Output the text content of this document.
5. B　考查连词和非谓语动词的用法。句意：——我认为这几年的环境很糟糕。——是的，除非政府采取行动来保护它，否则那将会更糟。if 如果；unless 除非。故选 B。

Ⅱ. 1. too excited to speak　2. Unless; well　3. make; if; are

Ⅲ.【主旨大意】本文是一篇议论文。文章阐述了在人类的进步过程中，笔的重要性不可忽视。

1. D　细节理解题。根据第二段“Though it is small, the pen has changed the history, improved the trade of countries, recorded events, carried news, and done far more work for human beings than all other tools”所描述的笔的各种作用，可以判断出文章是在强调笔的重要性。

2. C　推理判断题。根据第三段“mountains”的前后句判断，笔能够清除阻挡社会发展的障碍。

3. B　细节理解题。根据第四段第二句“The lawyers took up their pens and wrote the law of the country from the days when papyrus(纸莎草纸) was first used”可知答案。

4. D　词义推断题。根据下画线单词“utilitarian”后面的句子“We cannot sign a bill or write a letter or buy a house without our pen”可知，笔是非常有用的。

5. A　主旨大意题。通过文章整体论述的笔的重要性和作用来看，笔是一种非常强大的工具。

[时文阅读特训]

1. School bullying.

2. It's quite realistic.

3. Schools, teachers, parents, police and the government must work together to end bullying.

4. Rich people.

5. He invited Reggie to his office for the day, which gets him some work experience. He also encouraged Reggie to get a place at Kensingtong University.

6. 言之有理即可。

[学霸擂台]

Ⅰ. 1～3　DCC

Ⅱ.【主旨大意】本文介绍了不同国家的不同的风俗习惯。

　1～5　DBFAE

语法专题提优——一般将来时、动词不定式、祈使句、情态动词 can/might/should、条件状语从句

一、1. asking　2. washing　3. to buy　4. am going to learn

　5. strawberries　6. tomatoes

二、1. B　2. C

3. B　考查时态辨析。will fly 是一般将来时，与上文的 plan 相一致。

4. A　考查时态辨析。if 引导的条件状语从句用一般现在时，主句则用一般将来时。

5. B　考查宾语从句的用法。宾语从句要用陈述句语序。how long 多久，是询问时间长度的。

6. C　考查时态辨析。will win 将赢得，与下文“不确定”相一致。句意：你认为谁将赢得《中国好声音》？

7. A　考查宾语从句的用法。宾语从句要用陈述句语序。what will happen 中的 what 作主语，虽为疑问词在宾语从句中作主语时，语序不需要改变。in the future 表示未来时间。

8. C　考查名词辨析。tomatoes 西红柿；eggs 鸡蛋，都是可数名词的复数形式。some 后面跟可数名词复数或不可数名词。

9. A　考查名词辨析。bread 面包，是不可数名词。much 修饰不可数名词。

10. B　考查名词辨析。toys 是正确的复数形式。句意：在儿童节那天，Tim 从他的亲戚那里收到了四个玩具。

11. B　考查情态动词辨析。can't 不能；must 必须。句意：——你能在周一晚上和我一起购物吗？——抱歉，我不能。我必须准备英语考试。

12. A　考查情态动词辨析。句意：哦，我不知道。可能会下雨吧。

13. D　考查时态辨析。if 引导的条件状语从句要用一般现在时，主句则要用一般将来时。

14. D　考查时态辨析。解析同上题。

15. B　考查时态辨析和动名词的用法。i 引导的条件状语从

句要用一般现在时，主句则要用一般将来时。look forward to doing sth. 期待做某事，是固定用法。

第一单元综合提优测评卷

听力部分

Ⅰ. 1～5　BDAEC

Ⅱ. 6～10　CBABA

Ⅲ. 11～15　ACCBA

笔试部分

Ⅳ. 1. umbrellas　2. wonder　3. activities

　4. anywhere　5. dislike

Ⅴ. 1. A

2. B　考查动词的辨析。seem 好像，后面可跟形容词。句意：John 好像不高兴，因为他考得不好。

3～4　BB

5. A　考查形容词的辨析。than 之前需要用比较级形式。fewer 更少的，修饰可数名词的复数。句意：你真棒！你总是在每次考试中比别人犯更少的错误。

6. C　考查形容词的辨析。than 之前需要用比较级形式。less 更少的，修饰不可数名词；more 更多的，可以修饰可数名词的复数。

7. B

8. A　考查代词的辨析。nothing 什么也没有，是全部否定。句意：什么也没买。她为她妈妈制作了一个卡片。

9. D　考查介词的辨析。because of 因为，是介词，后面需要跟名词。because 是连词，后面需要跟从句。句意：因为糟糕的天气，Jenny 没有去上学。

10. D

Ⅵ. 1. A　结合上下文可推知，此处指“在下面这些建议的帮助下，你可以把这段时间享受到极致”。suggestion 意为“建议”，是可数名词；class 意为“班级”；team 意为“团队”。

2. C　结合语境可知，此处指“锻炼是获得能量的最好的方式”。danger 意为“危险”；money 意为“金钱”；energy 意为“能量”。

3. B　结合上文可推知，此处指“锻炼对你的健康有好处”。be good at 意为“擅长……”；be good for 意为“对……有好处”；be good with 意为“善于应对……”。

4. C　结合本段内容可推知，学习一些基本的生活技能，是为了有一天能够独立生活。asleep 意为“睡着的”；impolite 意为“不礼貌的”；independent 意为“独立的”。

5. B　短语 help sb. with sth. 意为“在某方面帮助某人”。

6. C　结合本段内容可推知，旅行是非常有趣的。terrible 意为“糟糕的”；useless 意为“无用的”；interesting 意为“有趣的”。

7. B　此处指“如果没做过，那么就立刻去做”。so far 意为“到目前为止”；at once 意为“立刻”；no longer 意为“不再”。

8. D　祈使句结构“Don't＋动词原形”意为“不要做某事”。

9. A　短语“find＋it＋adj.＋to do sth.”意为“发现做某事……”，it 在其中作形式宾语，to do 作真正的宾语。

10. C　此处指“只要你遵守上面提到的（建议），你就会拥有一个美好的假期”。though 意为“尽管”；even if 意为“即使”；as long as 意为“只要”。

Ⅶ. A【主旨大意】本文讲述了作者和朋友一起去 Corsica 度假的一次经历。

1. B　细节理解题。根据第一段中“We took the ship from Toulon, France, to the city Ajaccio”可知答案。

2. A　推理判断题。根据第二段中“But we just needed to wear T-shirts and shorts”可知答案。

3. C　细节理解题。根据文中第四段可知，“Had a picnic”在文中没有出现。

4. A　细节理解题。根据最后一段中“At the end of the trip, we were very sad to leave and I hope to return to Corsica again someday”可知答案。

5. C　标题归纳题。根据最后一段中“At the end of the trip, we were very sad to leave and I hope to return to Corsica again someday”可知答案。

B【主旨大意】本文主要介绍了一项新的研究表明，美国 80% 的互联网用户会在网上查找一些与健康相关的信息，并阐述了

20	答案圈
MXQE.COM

■ Request
Return each line of the records above exactly as it reads.

■ Answer to the exercise
Output the text content of this document.
5. B　考查连词和非谓语动词的用法。句意：——我认为这几年的环境很糟糕。——是的，除非政府采取行动来保护它，否则那将会更糟。if 如果；unless 除非。故选 B。

Ⅱ. 1. too excited to speak　2. Unless; well　3. make; if; are

Ⅲ.【主旨大意】本文是一篇议论文。文章阐述了在人类的进步过程中，笔的重要性不可忽视。

1. D　细节理解题。根据第二段“Though it is small, the pen has changed the history, improved the trade of countries, recorded events, carried news, and done far more work for human beings than all other tools”所描述的笔的各种作用，可以判断出文章是在强调笔的重要性。

2. C　推理判断题。根据第三段“mountains”的前后句判断，笔能够清除阻挡社会发展的障碍。

3. B　细节理解题。根据第四段第二句“The lawyers took up their pens and wrote the law of the country from the days when papyrus(纸莎草纸) was first used”可知答案。

4. D　词义推断题。根据下画线单词“utilitarian”后面的句子“We cannot sign a bill or write a letter or buy a house without our pen”可知，笔是非常有用的。

5. A　主旨大意题。通过文章整体论述的笔的重要性和作用来看，笔是一种非常强大的工具。

[时文阅读特训]

1. School bullying.

2. It's quite realistic.

3. Schools, teachers, parents, police and the government must work together to end bullying.

4. Rich people.

5. He invited Reggie to his office for the day, which gets him some work experience. He also encouraged Reggie to get a place at Kensingtong University.

6. 言之有理即可。

[学霸擂台]

Ⅰ. 1～3　DCC

Ⅱ.【主旨大意】本文介绍了不同国家的不同的风俗习惯。

　1～5　DBFAE

语法专题提优——一般将来时、动词不定式、祈使句、情态动词 can/might/should、条件状语从句

一、1. asking　2. washing　3. to buy　4. am going to learn

　5. strawberries　6. tomatoes

二、1. B　2. C

3. B　考查时态辨析。will fly 是一般将来时，与上文的 plan 相一致。

4. A　考查时态辨析。if 引导的条件状语从句用一般现在时，主句则用一般将来时。

5. B　考查宾语从句的用法。宾语从句要用陈述句语序。how long 多久，是询问时间长度的。

6. C　考查时态辨析。will win 将赢得，与下文“不确定”相一致。句意：你认为谁将赢得《中国好声音》？

7. A　考查宾语从句的用法。宾语从句要用陈述句语序。what will happen 中的 what 作主语，虽为疑问词在宾语从句中作主语时，语序不需要改变。in the future 表示未来时间。

8. C　考查名词辨析。tomatoes 西红柿；eggs 鸡蛋，都是可数名词的复数形式。some 后面跟可数名词复数或不可数名词。

9. A　考查名词辨析。bread 面包，是不可数名词。much 修饰不可数名词。

10. B　考查名词辨析。toys 是正确的复数形式。句意：在儿童节那天，Tim 从他的亲戚那里收到了四个玩具。

11. B　考查情态动词辨析。can't 不能；must 必须。句意：——你能在周一晚上和我一起购物吗？——抱歉，我不能。我必须准备英语考试。

12. A　考查情态动词辨析。句意：哦，我不知道。可能会下雨吧。

13. D　考查时态辨析。if 引导的条件状语从句要用一般现在时，主句则要用一般将来时。

14. D　考查时态辨析。解析同上题。

15. B　考查时态辨析和动名词的用法。i 引导的条件状语从

句要用一般现在时，主句则要用一般将来时。look forward to doing sth. 期待做某事，是固定用法。

第一单元综合提优测评卷

听力部分

Ⅰ. 1～5　BDAEC

Ⅱ. 6～10　CBABA

Ⅲ. 11～15　ACCBA

笔试部分

Ⅳ. 1. umbrellas　2. wonder　3. activities

　4. anywhere　5. dislike

Ⅴ. 1. A

2. B　考查动词的辨析。seem 好像，后面可跟形容词。句意：John 好像不高兴，因为他考得不好。

3～4　BB

5. A　考查形容词的辨析。than 之前需要用比较级形式。fewer 更少的，修饰可数名词的复数。句意：你真棒！你总是在每次考试中比别人犯更少的错误。

6. C　考查形容词的辨析。than 之前需要用比较级形式。less 更少的，修饰不可数名词；more 更多的，可以修饰可数名词的复数。

7. B

8. A　考查代词的辨析。nothing 什么也没有，是全部否定。句意：什么也没买。她为她妈妈制作了一个卡片。

9. D　考查介词的辨析。because of 因为，是介词，后面需要跟名词。because 是连词，后面需要跟从句。句意：因为糟糕的天气，Jenny 没有去上学。

10. D

Ⅵ. 1. A　结合上下文可推知，此处指“在下面这些建议的帮助下，你可以把这段时间享受到极致”。suggestion 意为“建议”，是可数名词；class 意为“班级”；team 意为“团队”。

2. C　结合语境可知，此处指“锻炼是获得能量的最好的方式”。danger 意为“危险”；money 意为“金钱”；energy 意为“能量”。

3. B　结合上文可推知，此处指“锻炼对你的健康有好处”。be good at 意为“擅长……”；be good for 意为“对……有好处”；be good with 意为“善于应对……”。

4. C　结合本段内容可推知，学习一些基本的生活技能，是为了有一天能够独立生活。asleep 意为“睡着的”；impolite 意为“不礼貌的”；independent 意为“独立的”。

5. B　短语 help sb. with sth. 意为“在某方面帮助某人”。

6. C　结合本段内容可推知，旅行是非常有趣的。terrible 意为“糟糕的”；useless 意为“无用的”；interesting 意为“有趣的”。

7. B　此处指“如果没做过，那么就立刻去做”。so far 意为“到目前为止”；at once 意为“立刻”；no longer 意为“不再”。

8. D　祈使句结构“Don't＋动词原形”意为“不要做某事”。

9. A　短语“find＋it＋adj.＋to do sth.”意为“发现做某事……”，it 在其中作形式宾语，to do 作真正的宾语。

10. C　此处指“只要你遵守上面提到的（建议），你就会拥有一个美好的假期”。though 意为“尽管”；even if 意为“即使”；as long as 意为“只要”。

Ⅶ. A【主旨大意】本文讲述了作者和朋友一起去 Corsica 度假的一次经历。

1. B　细节理解题。根据第一段中“We took the ship from Toulon, France, to the city Ajaccio”可知答案。

2. A　推理判断题。根据第二段中“But we just needed to wear T-shirts and shorts”可知答案。

3. C　细节理解题。根据文中第四段可知，“Had a picnic”在文中没有出现。

4. A　细节理解题。根据最后一段中“At the end of the trip, we were very sad to leave and I hope to return to Corsica again someday”可知答案。

5. C　标题归纳题。根据最后一段中“At the end of the trip, we were very sad to leave and I hope to return to Corsica again someday”可知答案。

B【主旨大意】本文主要介绍了一项新的研究表明，美国 80% 的互联网用户会在网上查找一些与健康相关的信息，并阐述了

20	答案圈
MXQE.COM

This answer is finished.